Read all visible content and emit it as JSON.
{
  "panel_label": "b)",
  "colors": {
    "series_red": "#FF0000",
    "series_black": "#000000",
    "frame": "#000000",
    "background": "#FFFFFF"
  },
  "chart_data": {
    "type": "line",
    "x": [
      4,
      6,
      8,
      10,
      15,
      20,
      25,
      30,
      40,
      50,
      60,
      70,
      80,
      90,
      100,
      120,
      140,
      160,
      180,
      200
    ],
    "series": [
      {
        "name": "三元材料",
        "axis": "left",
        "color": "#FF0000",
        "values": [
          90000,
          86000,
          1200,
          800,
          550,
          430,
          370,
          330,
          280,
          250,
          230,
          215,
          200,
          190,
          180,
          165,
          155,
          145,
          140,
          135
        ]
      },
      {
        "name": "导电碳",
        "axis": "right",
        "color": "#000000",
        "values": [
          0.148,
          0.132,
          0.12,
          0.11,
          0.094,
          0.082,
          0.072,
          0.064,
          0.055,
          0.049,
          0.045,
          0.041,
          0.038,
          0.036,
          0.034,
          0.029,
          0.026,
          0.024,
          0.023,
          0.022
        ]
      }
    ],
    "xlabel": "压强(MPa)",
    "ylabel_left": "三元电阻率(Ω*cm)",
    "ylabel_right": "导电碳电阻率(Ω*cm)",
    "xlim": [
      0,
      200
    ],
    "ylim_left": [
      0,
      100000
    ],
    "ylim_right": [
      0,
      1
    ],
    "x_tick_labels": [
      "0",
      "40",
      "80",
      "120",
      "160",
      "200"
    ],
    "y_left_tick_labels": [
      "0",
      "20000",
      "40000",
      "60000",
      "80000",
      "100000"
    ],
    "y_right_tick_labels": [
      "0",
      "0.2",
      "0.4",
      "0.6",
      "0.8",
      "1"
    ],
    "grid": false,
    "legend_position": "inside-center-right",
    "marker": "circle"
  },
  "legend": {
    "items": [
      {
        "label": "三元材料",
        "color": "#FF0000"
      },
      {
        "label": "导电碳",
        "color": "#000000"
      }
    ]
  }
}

**Description of the task**
Give the complete listing a second time, exactly as it reads.

**Response below**
Read all visible content and emit it as JSON.
{
  "panel_label": "b)",
  "colors": {
    "series_red": "#FF0000",
    "series_black": "#000000",
    "frame": "#000000",
    "background": "#FFFFFF"
  },
  "chart_data": {
    "type": "line",
    "x": [
      4,
      6,
      8,
      10,
      15,
      20,
      25,
      30,
      40,
      50,
      60,
      70,
      80,
      90,
      100,
      120,
      140,
      160,
      180,
      200
    ],
    "series": [
      {
        "name": "三元材料",
        "axis": "left",
        "color": "#FF0000",
        "values": [
          90000,
          86000,
          1200,
          800,
          550,
          430,
          370,
          330,
          280,
          250,
          230,
          215,
          200,
          190,
          180,
          165,
          155,
          145,
          140,
          135
        ]
      },
      {
        "name": "导电碳",
        "axis": "right",
        "color": "#000000",
        "values": [
          0.148,
          0.132,
          0.12,
          0.11,
          0.094,
          0.082,
          0.072,
          0.064,
          0.055,
          0.049,
          0.045,
          0.041,
          0.038,
          0.036,
          0.034,
          0.029,
          0.026,
          0.024,
          0.023,
          0.022
        ]
      }
    ],
    "xlabel": "压强(MPa)",
    "ylabel_left": "三元电阻率(Ω*cm)",
    "ylabel_right": "导电碳电阻率(Ω*cm)",
    "xlim": [
      0,
      200
    ],
    "ylim_left": [
      0,
      100000
    ],
    "ylim_right": [
      0,
      1
    ],
    "x_tick_labels": [
      "0",
      "40",
      "80",
      "120",
      "160",
      "200"
    ],
    "y_left_tick_labels": [
      "0",
      "20000",
      "40000",
      "60000",
      "80000",
      "100000"
    ],
    "y_right_tick_labels": [
      "0",
      "0.2",
      "0.4",
      "0.6",
      "0.8",
      "1"
    ],
    "grid": false,
    "legend_position": "inside-center-right",
    "marker": "circle"
  },
  "legend": {
    "items": [
      {
        "label": "三元材料",
        "color": "#FF0000"
      },
      {
        "label": "导电碳",
        "color": "#000000"
      }
    ]
  }
}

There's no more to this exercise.